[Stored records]
········

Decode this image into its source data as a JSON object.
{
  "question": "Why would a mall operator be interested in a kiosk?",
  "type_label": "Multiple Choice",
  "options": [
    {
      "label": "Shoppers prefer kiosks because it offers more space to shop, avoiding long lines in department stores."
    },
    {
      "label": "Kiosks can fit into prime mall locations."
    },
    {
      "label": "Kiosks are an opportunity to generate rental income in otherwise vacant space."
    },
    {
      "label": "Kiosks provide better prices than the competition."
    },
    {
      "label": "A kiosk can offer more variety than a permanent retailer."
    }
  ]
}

········

Task prompt: Quote every entry exactly.

Solution for this problem:
Decode this image into its source data as a JSON object.
{
  "question": "Why would a mall operator be interested in a kiosk?",
  "type_label": "Multiple Choice",
  "options": [
    {
      "label": "Shoppers prefer kiosks because it offers more space to shop, avoiding long lines in department stores."
    },
    {
      "label": "Kiosks can fit into prime mall locations."
    },
    {
      "label": "Kiosks are an opportunity to generate rental income in otherwise vacant space."
    },
    {
      "label": "Kiosks provide better prices than the competition."
    },
    {
      "label": "A kiosk can offer more variety than a permanent retailer."
    }
  ]
}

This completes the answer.